*Problem details*. Draw out every line with the word "JSON" from the listing below.

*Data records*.
— Begin —

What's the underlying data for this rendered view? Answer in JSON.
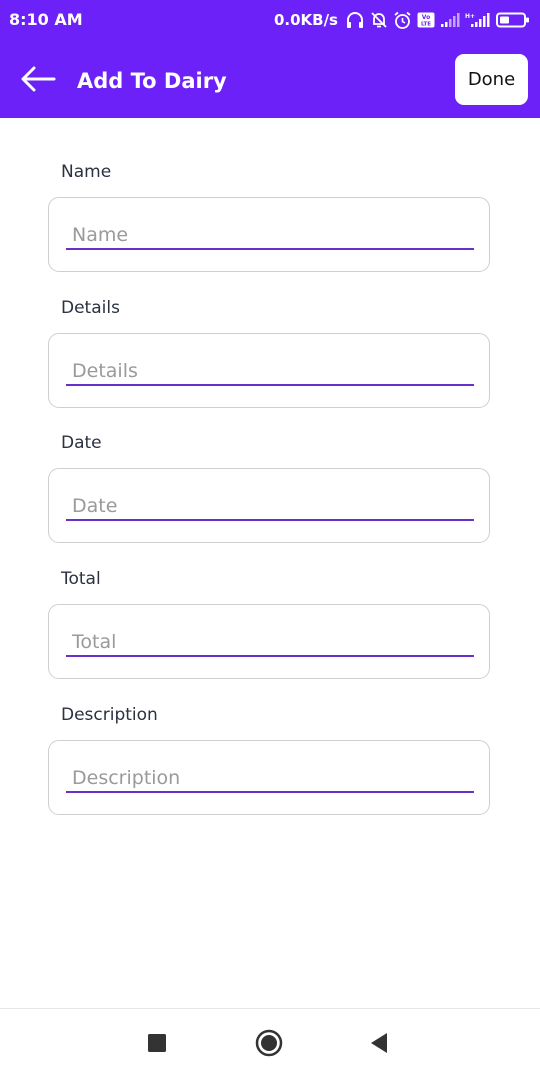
{
  "status_bar": {
    "time": "8:10 AM",
    "network_speed": "0.0KB/s",
    "icons": [
      "headphones-icon",
      "bell-off-icon",
      "alarm-icon",
      "volte-icon",
      "signal-icon",
      "signal-icon",
      "battery-icon"
    ],
    "volte_text": "Vo\nLTE",
    "secondary_signal_text": "H+"
  },
  "app_bar": {
    "back_icon": "arrow-left-icon",
    "title": "Add To Dairy",
    "done_label": "Done"
  },
  "form": {
    "fields": [
      {
        "label": "Name",
        "placeholder": "Name",
        "value": ""
      },
      {
        "label": "Details",
        "placeholder": "Details",
        "value": ""
      },
      {
        "label": "Date",
        "placeholder": "Date",
        "value": ""
      },
      {
        "label": "Total",
        "placeholder": "Total",
        "value": ""
      },
      {
        "label": "Description",
        "placeholder": "Description",
        "value": ""
      }
    ]
  },
  "nav_bar": {
    "icons": [
      "square-recents-icon",
      "circle-home-icon",
      "triangle-back-icon"
    ]
  },
  "colors": {
    "primary": "#6b21f7",
    "underline": "#6a2fc8",
    "field_border": "#cfcfcf",
    "label_text": "#2a3140",
    "placeholder_text": "#9a9a9a"
  }
}
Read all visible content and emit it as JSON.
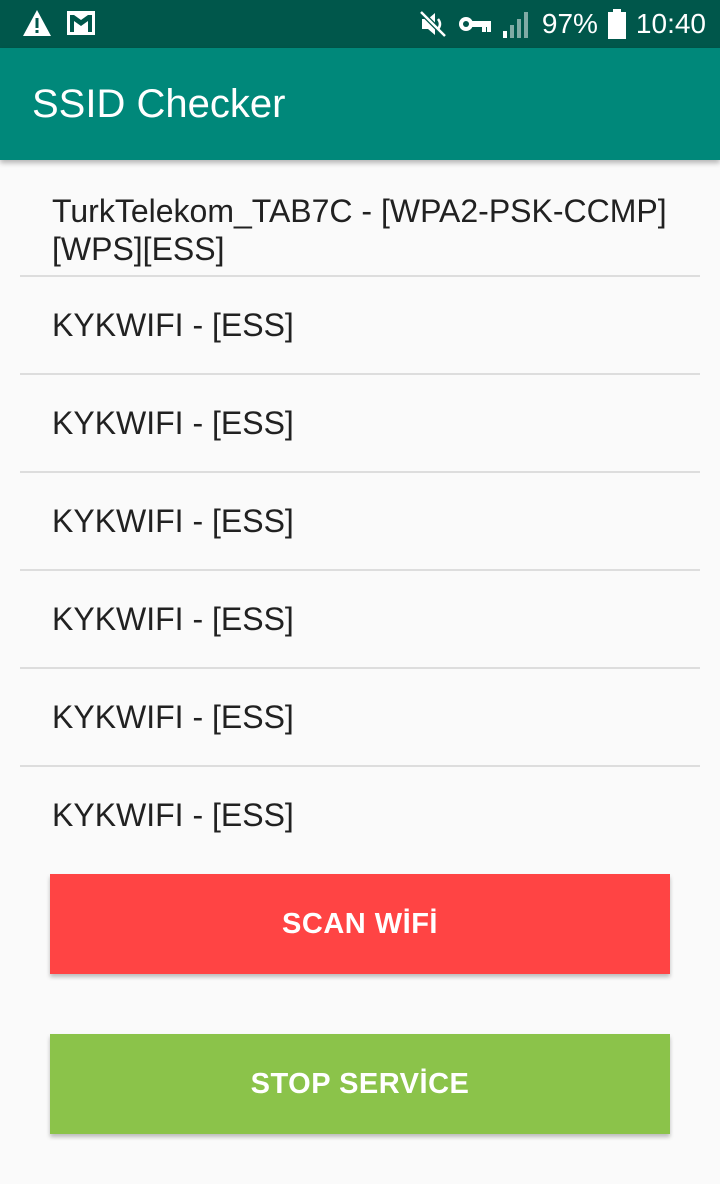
{
  "status_bar": {
    "battery_percent": "97%",
    "time": "10:40",
    "icons": [
      "warning-icon",
      "gmail-icon",
      "mute-icon",
      "vpn-key-icon",
      "signal-icon",
      "battery-icon"
    ]
  },
  "app_bar": {
    "title": "SSID Checker"
  },
  "wifi_list": [
    {
      "label": "TurkTelekom_TAB7C - [WPA2-PSK-CCMP][WPS][ESS]"
    },
    {
      "label": "KYKWIFI - [ESS]"
    },
    {
      "label": "KYKWIFI - [ESS]"
    },
    {
      "label": "KYKWIFI - [ESS]"
    },
    {
      "label": "KYKWIFI - [ESS]"
    },
    {
      "label": "KYKWIFI - [ESS]"
    },
    {
      "label": "KYKWIFI - [ESS]"
    }
  ],
  "buttons": {
    "scan_label": "SCAN WİFİ",
    "stop_label": "STOP SERVİCE"
  },
  "colors": {
    "status_bar": "#00574b",
    "app_bar": "#00887a",
    "scan_button": "#ff4444",
    "stop_button": "#8bc34a",
    "background": "#fafafa"
  }
}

— End —

*Solution for this exercise*.
What's the underlying data for this rendered view? Answer in JSON.
Read all visible content and emit it as JSON.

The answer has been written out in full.